Requirement
Copy the records below exactly, leaving out any pictures.

○ ○ ○ ○ ○ ○ ○

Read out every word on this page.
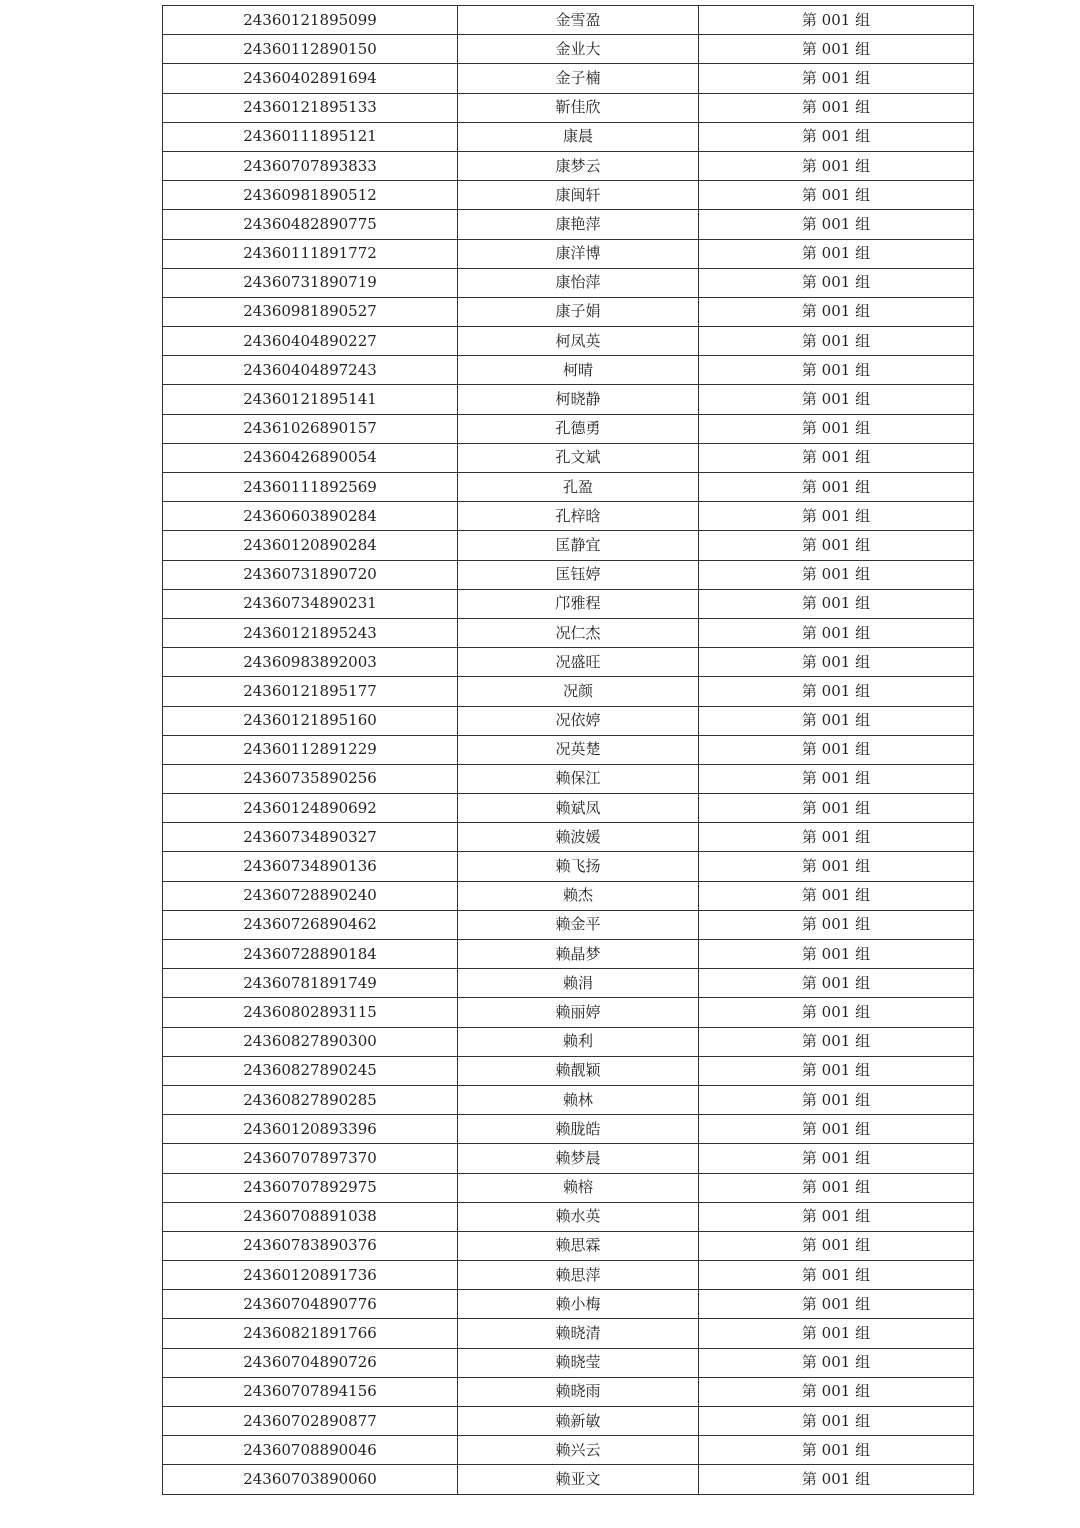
24360121895099	金雪盈	第 001 组
24360112890150	金业大	第 001 组
24360402891694	金子楠	第 001 组
24360121895133	靳佳欣	第 001 组
24360111895121	康晨	第 001 组
24360707893833	康梦云	第 001 组
24360981890512	康闽轩	第 001 组
24360482890775	康艳萍	第 001 组
24360111891772	康洋博	第 001 组
24360731890719	康怡萍	第 001 组
24360981890527	康子娟	第 001 组
24360404890227	柯凤英	第 001 组
24360404897243	柯晴	第 001 组
24360121895141	柯晓静	第 001 组
24361026890157	孔德勇	第 001 组
24360426890054	孔文斌	第 001 组
24360111892569	孔盈	第 001 组
24360603890284	孔梓晗	第 001 组
24360120890284	匡静宜	第 001 组
24360731890720	匡钰婷	第 001 组
24360734890231	邝雅程	第 001 组
24360121895243	况仁杰	第 001 组
24360983892003	况盛旺	第 001 组
24360121895177	况颜	第 001 组
24360121895160	况依婷	第 001 组
24360112891229	况英楚	第 001 组
24360735890256	赖保江	第 001 组
24360124890692	赖斌凤	第 001 组
24360734890327	赖波媛	第 001 组
24360734890136	赖飞扬	第 001 组
24360728890240	赖杰	第 001 组
24360726890462	赖金平	第 001 组
24360728890184	赖晶梦	第 001 组
24360781891749	赖涓	第 001 组
24360802893115	赖丽婷	第 001 组
24360827890300	赖利	第 001 组
24360827890245	赖靓颖	第 001 组
24360827890285	赖林	第 001 组
24360120893396	赖胧皓	第 001 组
24360707897370	赖梦晨	第 001 组
24360707892975	赖榕	第 001 组
24360708891038	赖水英	第 001 组
24360783890376	赖思霖	第 001 组
24360120891736	赖思萍	第 001 组
24360704890776	赖小梅	第 001 组
24360821891766	赖晓清	第 001 组
24360704890726	赖晓莹	第 001 组
24360707894156	赖晓雨	第 001 组
24360702890877	赖新敏	第 001 组
24360708890046	赖兴云	第 001 组
24360703890060	赖亚文	第 001 组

○ ○ ○ ○ ○ ○ ○

Written solution
Read out every word on this page.
24360121895099	金雪盈	第 001 组
24360112890150	金业大	第 001 组
24360402891694	金子楠	第 001 组
24360121895133	靳佳欣	第 001 组
24360111895121	康晨	第 001 组
24360707893833	康梦云	第 001 组
24360981890512	康闽轩	第 001 组
24360482890775	康艳萍	第 001 组
24360111891772	康洋博	第 001 组
24360731890719	康怡萍	第 001 组
24360981890527	康子娟	第 001 组
24360404890227	柯凤英	第 001 组
24360404897243	柯晴	第 001 组
24360121895141	柯晓静	第 001 组
24361026890157	孔德勇	第 001 组
24360426890054	孔文斌	第 001 组
24360111892569	孔盈	第 001 组
24360603890284	孔梓晗	第 001 组
24360120890284	匡静宜	第 001 组
24360731890720	匡钰婷	第 001 组
24360734890231	邝雅程	第 001 组
24360121895243	况仁杰	第 001 组
24360983892003	况盛旺	第 001 组
24360121895177	况颜	第 001 组
24360121895160	况依婷	第 001 组
24360112891229	况英楚	第 001 组
24360735890256	赖保江	第 001 组
24360124890692	赖斌凤	第 001 组
24360734890327	赖波媛	第 001 组
24360734890136	赖飞扬	第 001 组
24360728890240	赖杰	第 001 组
24360726890462	赖金平	第 001 组
24360728890184	赖晶梦	第 001 组
24360781891749	赖涓	第 001 组
24360802893115	赖丽婷	第 001 组
24360827890300	赖利	第 001 组
24360827890245	赖靓颖	第 001 组
24360827890285	赖林	第 001 组
24360120893396	赖胧皓	第 001 组
24360707897370	赖梦晨	第 001 组
24360707892975	赖榕	第 001 组
24360708891038	赖水英	第 001 组
24360783890376	赖思霖	第 001 组
24360120891736	赖思萍	第 001 组
24360704890776	赖小梅	第 001 组
24360821891766	赖晓清	第 001 组
24360704890726	赖晓莹	第 001 组
24360707894156	赖晓雨	第 001 组
24360702890877	赖新敏	第 001 组
24360708890046	赖兴云	第 001 组
24360703890060	赖亚文	第 001 组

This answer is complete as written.